§ What you should do
Copy out the data below as written; omit any images.

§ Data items

* * * * * * *

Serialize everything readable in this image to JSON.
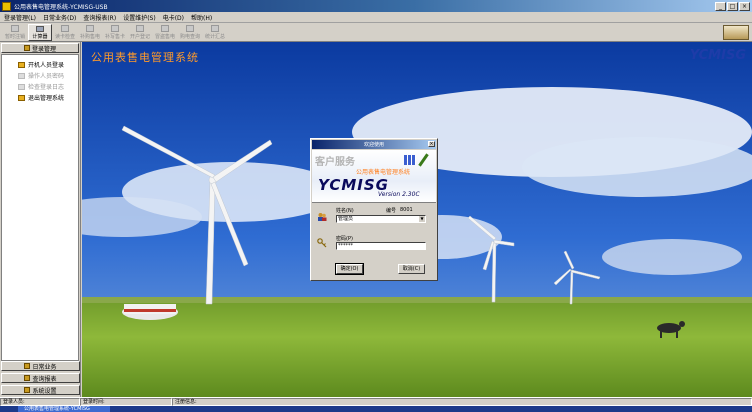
{
  "window": {
    "title": "公用表售电管理系统-YCMISG-USB",
    "min": "_",
    "max": "□",
    "close": "×"
  },
  "menu": [
    "登录管理(L)",
    "日常业务(D)",
    "查询报表(R)",
    "设置维护(S)",
    "电卡(D)",
    "帮助(H)"
  ],
  "toolbar": [
    {
      "label": "暂时注销",
      "dim": true
    },
    {
      "label": "计算器",
      "dim": false,
      "active": true
    },
    {
      "label": "读卡检查",
      "dim": true
    },
    {
      "label": "补购售电",
      "dim": true
    },
    {
      "label": "补写售卡",
      "dim": true
    },
    {
      "label": "开户登记",
      "dim": true
    },
    {
      "label": "冒盗售电",
      "dim": true
    },
    {
      "label": "购电查询",
      "dim": true
    },
    {
      "label": "统计汇总",
      "dim": true
    }
  ],
  "sidebar": {
    "header": "登录管理",
    "items": [
      {
        "label": "开机人员登录",
        "dim": false
      },
      {
        "label": "操作人员密码",
        "dim": true
      },
      {
        "label": "检查登录日志",
        "dim": true
      },
      {
        "label": "退出管理系统",
        "dim": false
      }
    ],
    "bottom": [
      "日常业务",
      "查询报表",
      "系统设置"
    ]
  },
  "main": {
    "app_name": "公用表售电管理系统",
    "brand": "YCMISG"
  },
  "status": [
    {
      "label": "登录人员:"
    },
    {
      "label": "登录时间:"
    },
    {
      "label": "注册信息:"
    }
  ],
  "taskbar": {
    "item": "公用表售电管理系统-YCMISG"
  },
  "dialog": {
    "title": "欢迎使用",
    "close": "×",
    "watermark": "客户服务",
    "subtitle": "公用表售电管理系统",
    "logo": "YCMISG",
    "version": "Version  2.30C",
    "name_label": "姓名(N)",
    "number_label": "编号",
    "number_value": "8001",
    "user_value": "管理员",
    "dropdown_arrow": "▼",
    "password_label": "密码(P)",
    "password_value": "******",
    "ok_label": "确定(O)",
    "cancel_label": "取消(C)"
  },
  "colors": {
    "titlebar": "#0a246a",
    "accent_orange": "#ff9a2a",
    "brand_blue": "#1e3ca8"
  }
}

* * * * * * *

§ Exercise output
Serialize everything readable in this image to JSON.
{
  "window": {
    "title": "公用表售电管理系统-YCMISG-USB",
    "min": "_",
    "max": "□",
    "close": "×"
  },
  "menu": [
    "登录管理(L)",
    "日常业务(D)",
    "查询报表(R)",
    "设置维护(S)",
    "电卡(D)",
    "帮助(H)"
  ],
  "toolbar": [
    {
      "label": "暂时注销",
      "dim": true
    },
    {
      "label": "计算器",
      "dim": false,
      "active": true
    },
    {
      "label": "读卡检查",
      "dim": true
    },
    {
      "label": "补购售电",
      "dim": true
    },
    {
      "label": "补写售卡",
      "dim": true
    },
    {
      "label": "开户登记",
      "dim": true
    },
    {
      "label": "冒盗售电",
      "dim": true
    },
    {
      "label": "购电查询",
      "dim": true
    },
    {
      "label": "统计汇总",
      "dim": true
    }
  ],
  "sidebar": {
    "header": "登录管理",
    "items": [
      {
        "label": "开机人员登录",
        "dim": false
      },
      {
        "label": "操作人员密码",
        "dim": true
      },
      {
        "label": "检查登录日志",
        "dim": true
      },
      {
        "label": "退出管理系统",
        "dim": false
      }
    ],
    "bottom": [
      "日常业务",
      "查询报表",
      "系统设置"
    ]
  },
  "main": {
    "app_name": "公用表售电管理系统",
    "brand": "YCMISG"
  },
  "status": [
    {
      "label": "登录人员:"
    },
    {
      "label": "登录时间:"
    },
    {
      "label": "注册信息:"
    }
  ],
  "taskbar": {
    "item": "公用表售电管理系统-YCMISG"
  },
  "dialog": {
    "title": "欢迎使用",
    "close": "×",
    "watermark": "客户服务",
    "subtitle": "公用表售电管理系统",
    "logo": "YCMISG",
    "version": "Version  2.30C",
    "name_label": "姓名(N)",
    "number_label": "编号",
    "number_value": "8001",
    "user_value": "管理员",
    "dropdown_arrow": "▼",
    "password_label": "密码(P)",
    "password_value": "******",
    "ok_label": "确定(O)",
    "cancel_label": "取消(C)"
  },
  "colors": {
    "titlebar": "#0a246a",
    "accent_orange": "#ff9a2a",
    "brand_blue": "#1e3ca8"
  }
}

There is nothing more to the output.